Given exercise → What is the number of lines that include the word "help"? Provide only that figure.

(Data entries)
------------------------

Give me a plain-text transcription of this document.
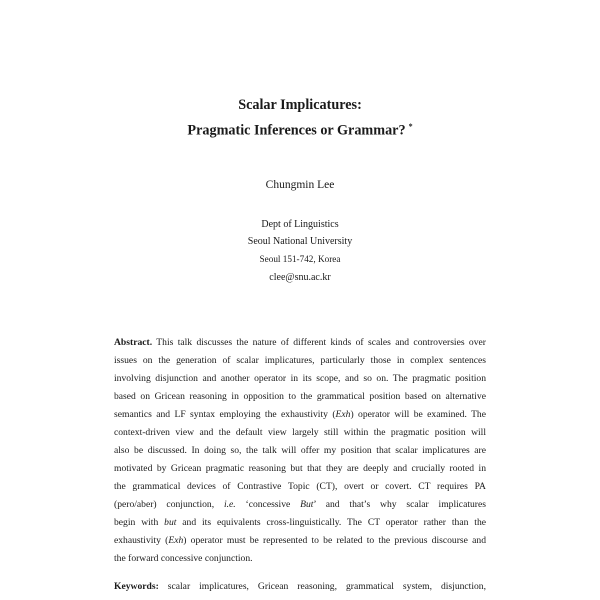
Scalar Implicatures:
Pragmatic Inferences or Grammar? *
Chungmin Lee
Dept of Linguistics
Seoul National University
Seoul 151-742, Korea
clee@snu.ac.kr
Abstract. This talk discusses the nature of different kinds of scales and controversies over
issues on the generation of scalar implicatures, particularly those in complex sentences
involving disjunction and another operator in its scope, and so on. The pragmatic position
based on Gricean reasoning in opposition to the grammatical position based on alternative
semantics and LF syntax employing the exhaustivity (Exh) operator will be examined. The
context-driven view and the default view largely still within the pragmatic position will
also be discussed. In doing so, the talk will offer my position that scalar implicatures are
motivated by Gricean pragmatic reasoning but that they are deeply and crucially rooted in
the grammatical devices of Contrastive Topic (CT), overt or covert. CT requires PA
(pero/aber) conjunction, i.e. ‘concessive But’ and that’s why scalar implicatures
begin with but and its equivalents cross-linguistically. The CT operator rather than the
exhaustivity (Exh) operator must be represented to be related to the previous discourse and
the forward concessive conjunction.
Keywords: scalar implicatures, Gricean reasoning, grammatical system, disjunction,
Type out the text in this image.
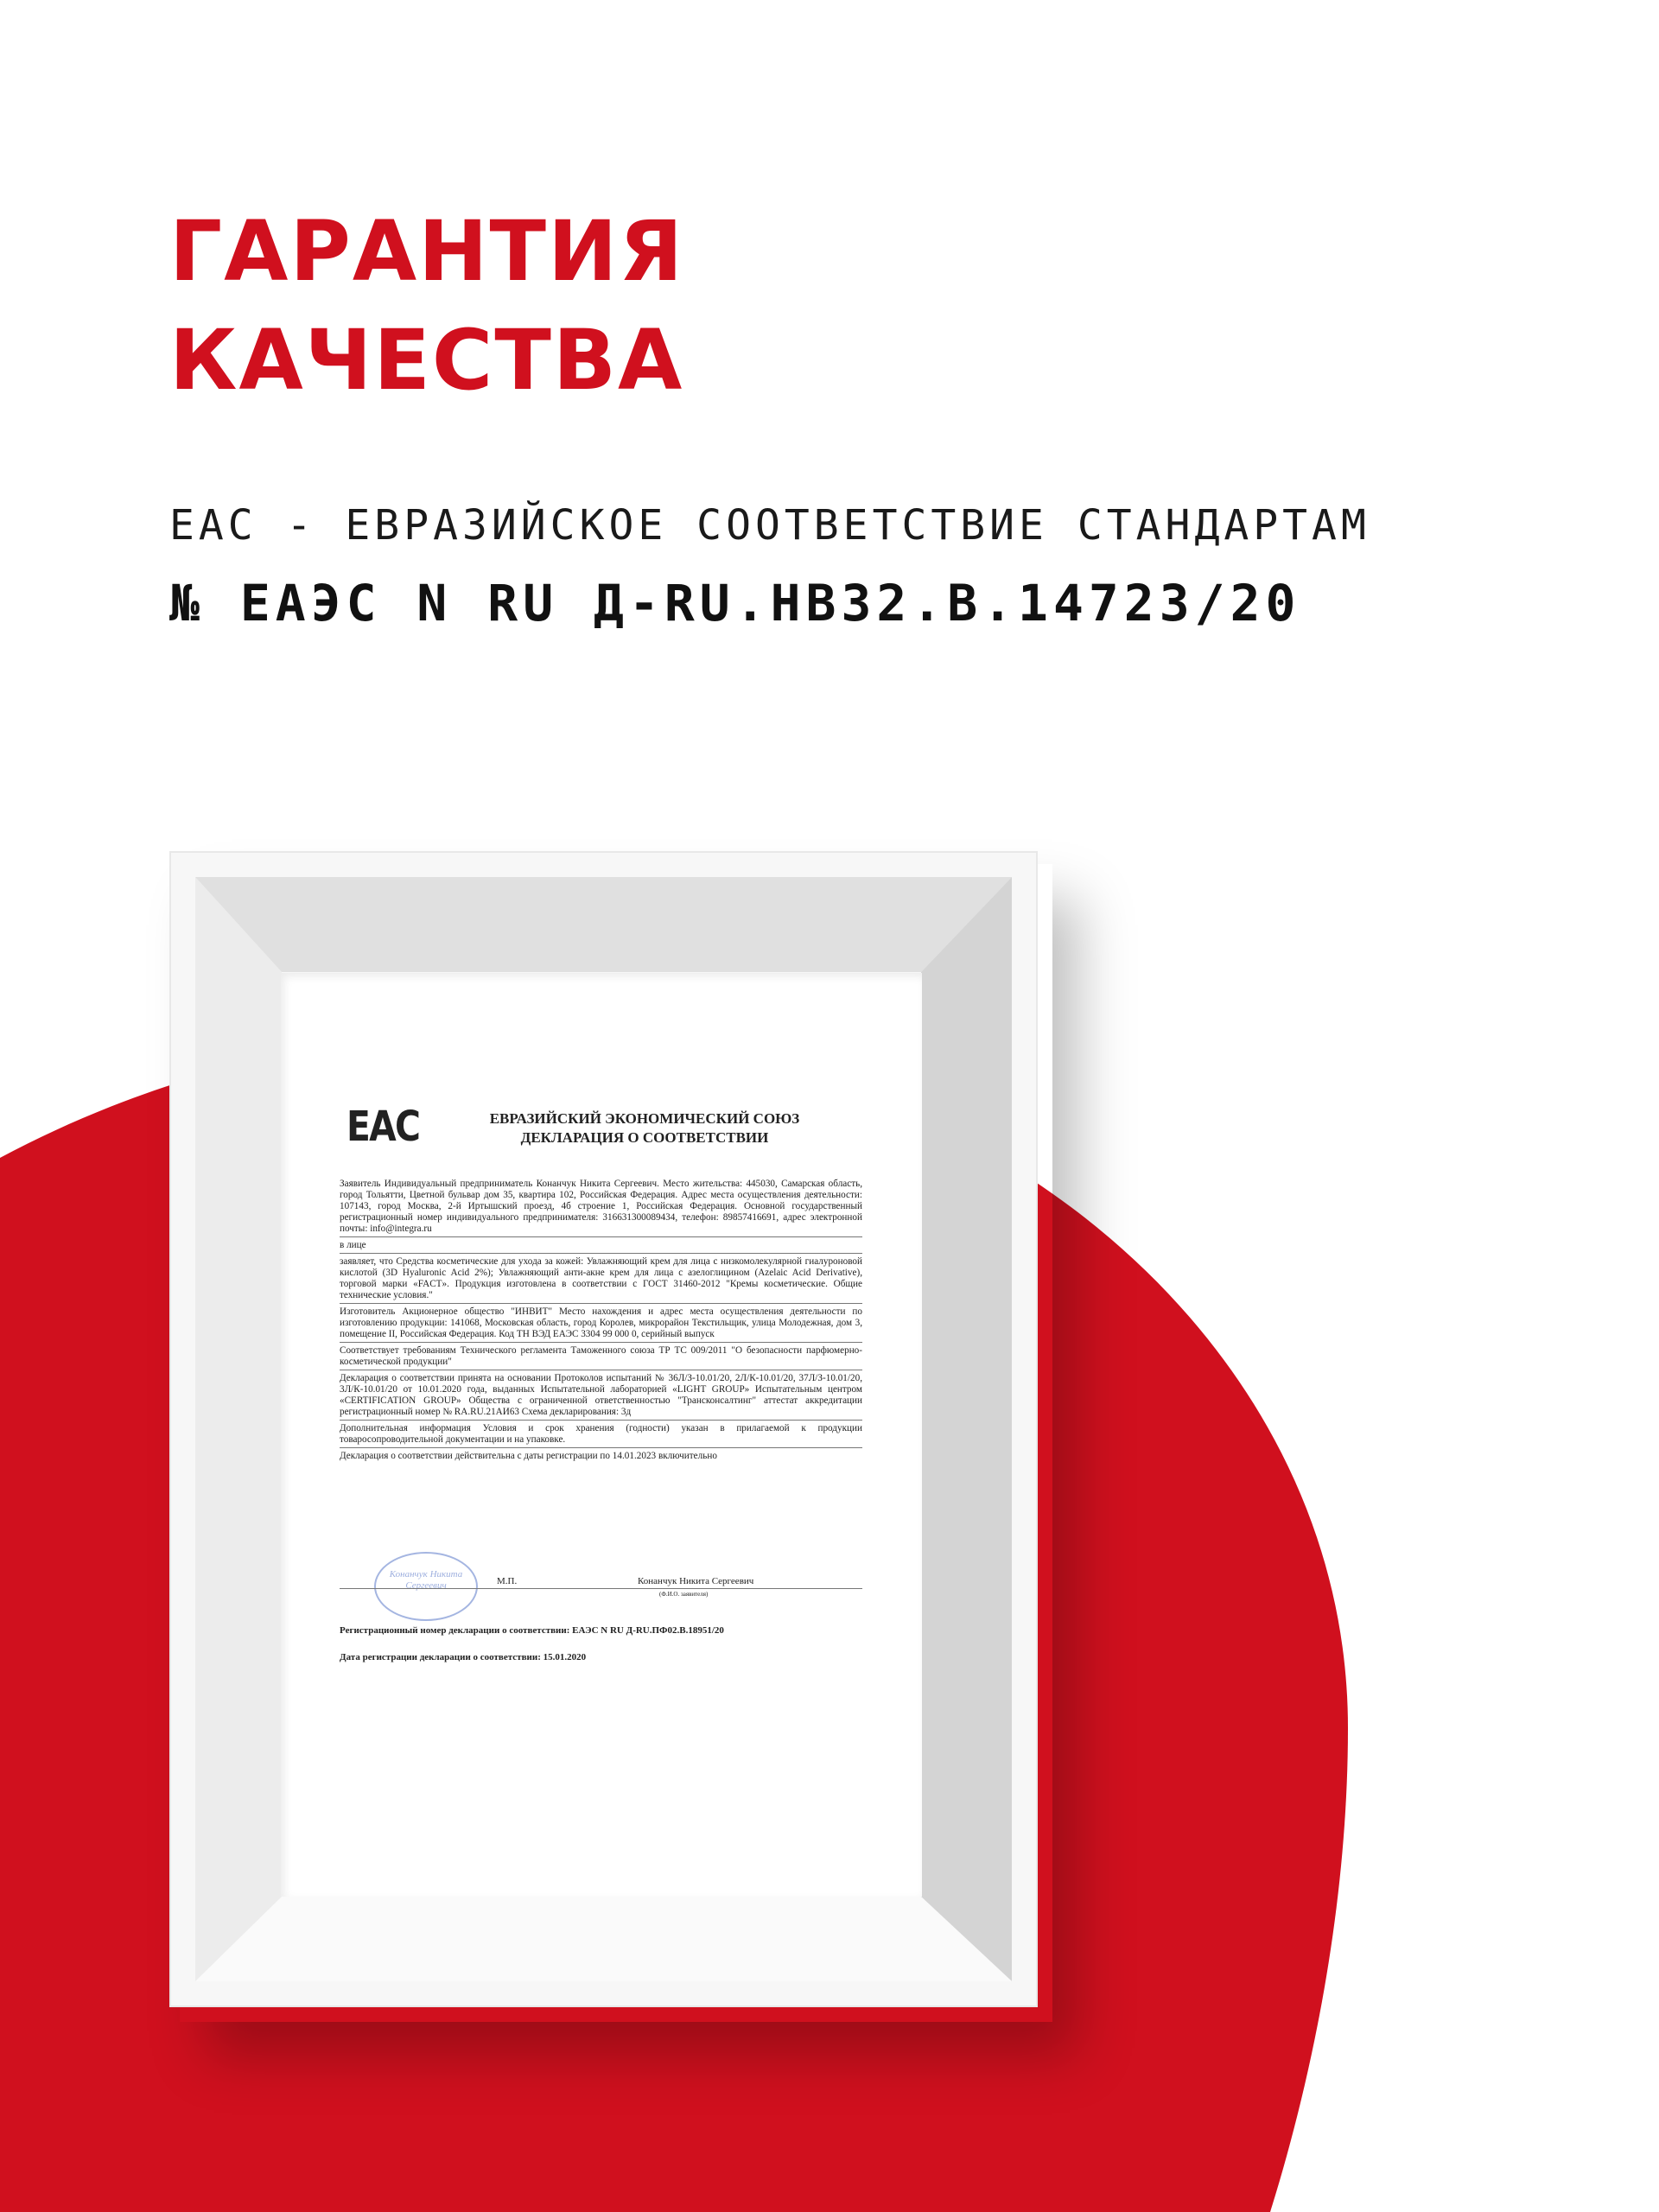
ГАРАНТИЯ
КАЧЕСТВА
ЕАС - ЕВРАЗИЙСКОЕ СООТВЕТСТВИЕ СТАНДАРТАМ
№ ЕАЭС N RU Д-RU.НВ32.В.14723/20
EAC	ЕВРАЗИЙСКИЙ ЭКОНОМИЧЕСКИЙ СОЮЗ
ДЕКЛАРАЦИЯ О СООТВЕТСТВИИ

Заявитель Индивидуальный предприниматель Конанчук Никита Сергеевич. Место жительства: 445030, Самарская область, город Тольятти, Цветной бульвар дом 35, квартира 102, Российская Федерация. Адрес места осуществления деятельности: 107143, город Москва, 2-й Иртышский проезд, 4б строение 1, Российская Федерация. Основной государственный регистрационный номер индивидуального предпринимателя: 316631300089434, телефон: 89857416691, адрес электронной почты: info@integra.ru

в лице

заявляет, что Средства косметические для ухода за кожей: Увлажняющий крем для лица с низкомолекулярной гиалуроновой кислотой (3D Hyaluronic Acid 2%); Увлажняющий анти-акне крем для лица с азелоглицином (Azelaic Acid Derivative), торговой марки «FACT». Продукция изготовлена в соответствии с ГОСТ 31460-2012 "Кремы косметические. Общие технические условия."

Изготовитель Акционерное общество "ИНВИТ" Место нахождения и адрес места осуществления деятельности по изготовлению продукции: 141068, Московская область, город Королев, микрорайон Текстильщик, улица Молодежная, дом 3, помещение II, Российская Федерация. Код ТН ВЭД ЕАЭС 3304 99 000 0, серийный выпуск

Соответствует требованиям Технического регламента Таможенного союза ТР ТС 009/2011 "О безопасности парфюмерно-косметической продукции"

Декларация о соответствии принята на основании Протоколов испытаний № 36Л/З-10.01/20, 2Л/К-10.01/20, 37Л/З-10.01/20, 3Л/К-10.01/20 от 10.01.2020 года, выданных Испытательной лабораторией «LIGHT GROUP» Испытательным центром «CERTIFICATION GROUP» Общества с ограниченной ответственностью "Трансконсалтинг" аттестат аккредитации регистрационный номер № RA.RU.21АИ63 Схема декларирования: 3д

Дополнительная информация Условия и срок хранения (годности) указан в прилагаемой к продукции товаросопроводительной документации и на упаковке.

Декларация о соответствии действительна с даты регистрации по 14.01.2023 включительно

Конанчук Никита Сергеевич	М.П.	Конанчук Никита Сергеевич
(Ф.И.О. заявителя)
Регистрационный номер декларации о соответствии: ЕАЭС N RU Д-RU.ПФ02.В.18951/20
Дата регистрации декларации о соответствии: 15.01.2020
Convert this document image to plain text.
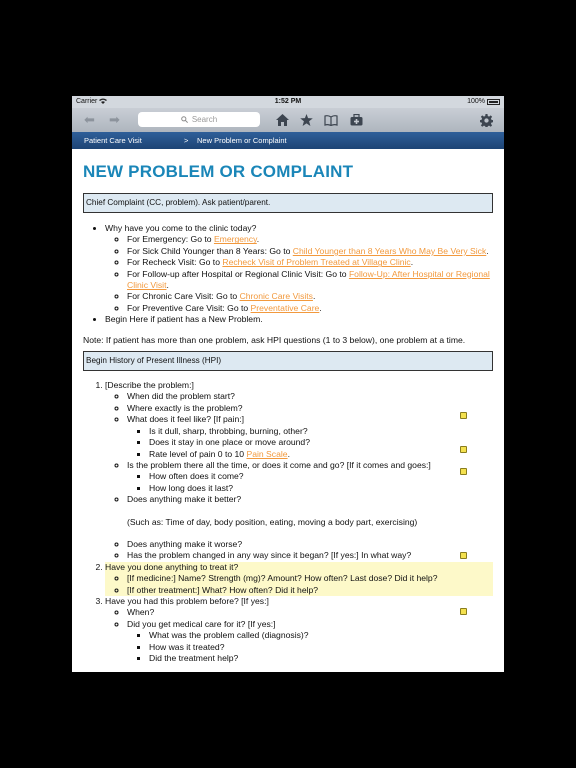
Carrier	1:52 PM	100%
⬅ ➡	Search
Patient Care Visit	> New Problem or Complaint
NEW PROBLEM OR COMPLAINT
Chief Complaint (CC, problem). Ask patient/parent.
• Why have you come to the clinic today?
◦ For Emergency: Go to Emergency.
◦ For Sick Child Younger than 8 Years: Go to Child Younger than 8 Years Who May Be Very Sick.
◦ For Recheck Visit: Go to Recheck Visit of Problem Treated at Village Clinic.
◦ For Follow-up after Hospital or Regional Clinic Visit: Go to Follow-Up: After Hospital or Regional Clinic Visit.
◦ For Chronic Care Visit: Go to Chronic Care Visits.
◦ For Preventive Care Visit: Go to Preventative Care.
• Begin Here if patient has a New Problem.
Note: If patient has more than one problem, ask HPI questions (1 to 3 below), one problem at a time.
Begin History of Present Illness (HPI)
1. [Describe the problem:]
◦ When did the problem start?
◦ Where exactly is the problem?
◦ What does it feel like? [If pain:]
▪ Is it dull, sharp, throbbing, burning, other?
▪ Does it stay in one place or move around?
▪ Rate level of pain 0 to 10 Pain Scale.
◦ Is the problem there all the time, or does it come and go? [If it comes and goes:]
▪ How often does it come?
▪ How long does it last?
◦ Does anything make it better?
(Such as: Time of day, body position, eating, moving a body part, exercising)
◦ Does anything make it worse?
◦ Has the problem changed in any way since it began? [If yes:] In what way?
2. Have you done anything to treat it?
◦ [If medicine:] Name? Strength (mg)? Amount? How often? Last dose? Did it help?
◦ [If other treatment:] What? How often? Did it help?
3. Have you had this problem before? [If yes:]
◦ When?
◦ Did you get medical care for it? [If yes:]
▪ What was the problem called (diagnosis)?
▪ How was it treated?
▪ Did the treatment help?
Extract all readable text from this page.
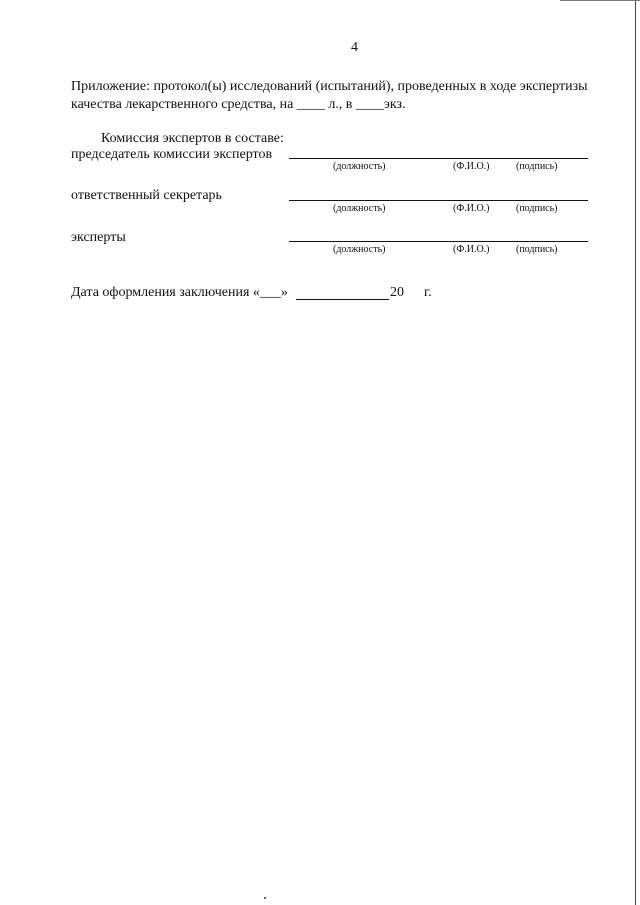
4
Приложение: протокол(ы) исследований (испытаний), проведенных в ходе экспертизы
качества лекарственного средства, на ____ л., в ____экз.
Комиссия экспертов в составе:
председатель комиссии экспертов
(должность)	(Ф.И.О.)	(подпись)
ответственный секретарь
(должность)	(Ф.И.О.)	(подпись)
эксперты
(должность)	(Ф.И.О.)	(подпись)
Дата оформления заключения «___»	20 г.
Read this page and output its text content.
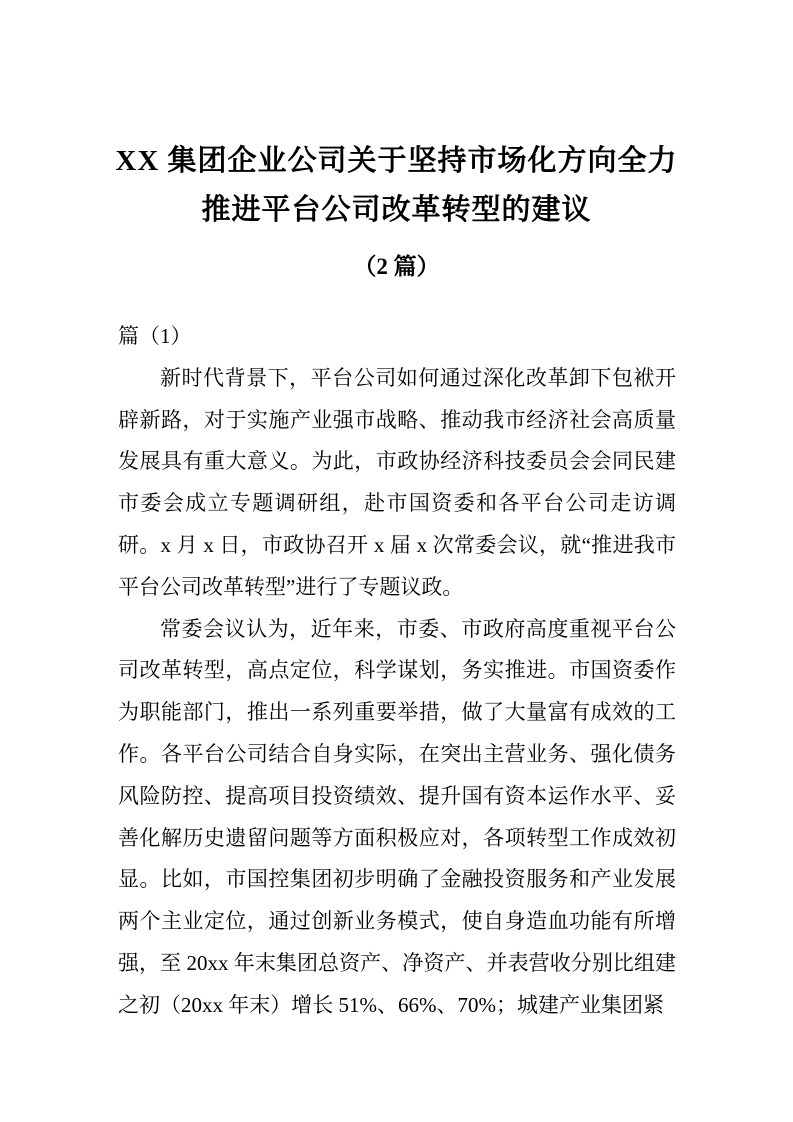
XX 集团企业公司关于坚持市场化方向全力
推进平台公司改革转型的建议
（2 篇）
篇（1）

新时代背景下，平台公司如何通过深化改革卸下包袱开辟新路，对于实施产业强市战略、推动我市经济社会高质量发展具有重大意义。为此，市政协经济科技委员会会同民建市委会成立专题调研组，赴市国资委和各平台公司走访调研。x 月 x 日，市政协召开 x 届 x 次常委会议，就“推进我市平台公司改革转型”进行了专题议政。

常委会议认为，近年来，市委、市政府高度重视平台公司改革转型，高点定位，科学谋划，务实推进。市国资委作为职能部门，推出一系列重要举措，做了大量富有成效的工作。各平台公司结合自身实际，在突出主营业务、强化债务风险防控、提高项目投资绩效、提升国有资本运作水平、妥善化解历史遗留问题等方面积极应对，各项转型工作成效初显。比如，市国控集团初步明确了金融投资服务和产业发展两个主业定位，通过创新业务模式，使自身造血功能有所增强，至 20xx 年末集团总资产、净资产、并表营收分别比组建之初（20xx 年末）增长 51%、66%、70%；城建产业集团紧
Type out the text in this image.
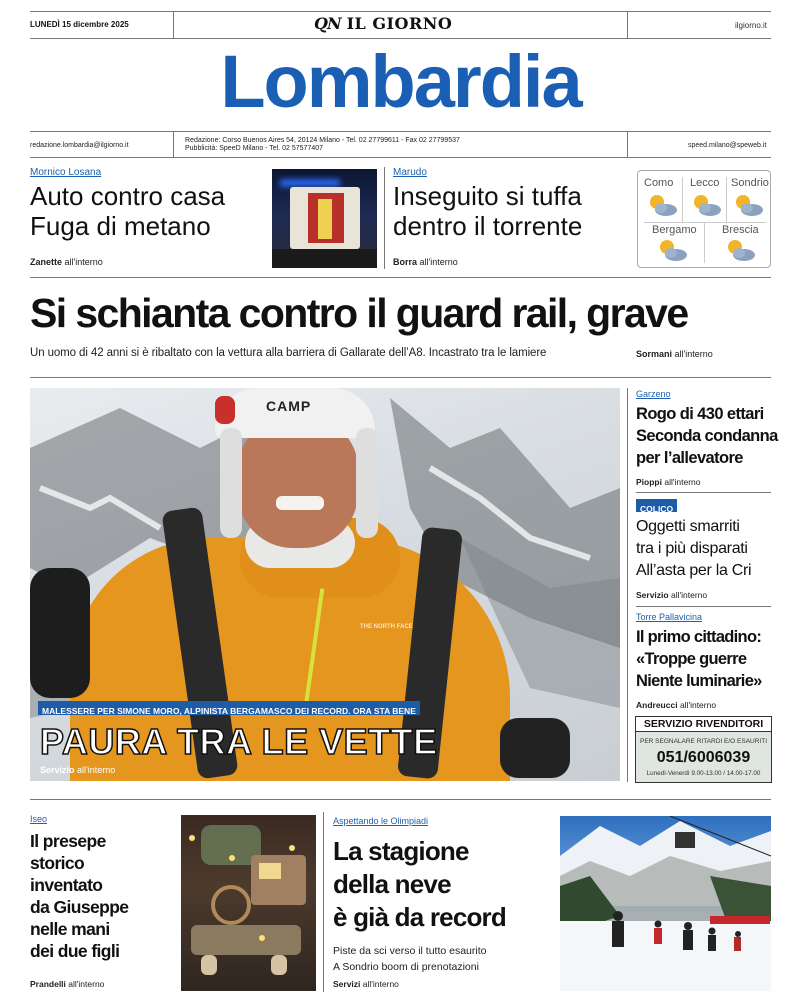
LUNEDÌ 15 dicembre 2025	QN IL GIORNO	ilgiorno.it
Lombardia
redazione.lombardia@ilgiorno.it
Redazione: Corso Buenos Aires 54, 20124 Milano - Tel. 02 27799611 - Fax 02 27799537
Pubblicità: SpeeD Milano - Tel. 02 57577407	speed.milano@speweb.it
Mornico Losana
Auto contro casa
Fuga di metano
Zanette all'interno
Marudo
Inseguito si tuffa
dentro il torrente
Borra all'interno
Como Lecco Sondrio
Bergamo Brescia
Si schianta contro il guard rail, grave
Un uomo di 42 anni si è ribaltato con la vettura alla barriera di Gallarate dell’A8. Incastrato tra le lamiere	Sormani all'interno
CAMP
THE NORTH FACE
MALESSERE PER SIMONE MORO, ALPINISTA BERGAMASCO DEI RECORD. ORA STA BENE
PAURA TRA LE VETTE
Servizio all'interno
Garzeno
Rogo di 430 ettari
Seconda condanna
per l’allevatore
Pioppi all'interno
COLICO
Oggetti smarriti
tra i più disparati
All’asta per la Cri
Servizio all'interno
Torre Pallavicina
Il primo cittadino:
«Troppe guerre
Niente luminarie»
Andreucci all'interno
SERVIZIO RIVENDITORI
PER SEGNALARE RITARDI E/O ESAURITI
051/6006039
Lunedì-Venerdì 9.00-13.00 / 14.00-17.00
Iseo
Il presepe
storico
inventato
da Giuseppe
nelle mani
dei due figli
Prandelli all'interno
Aspettando le Olimpiadi
La stagione
della neve
è già da record
Piste da sci verso il tutto esaurito
A Sondrio boom di prenotazioni
Servizi all'interno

------------------------

Solution for this problem → 3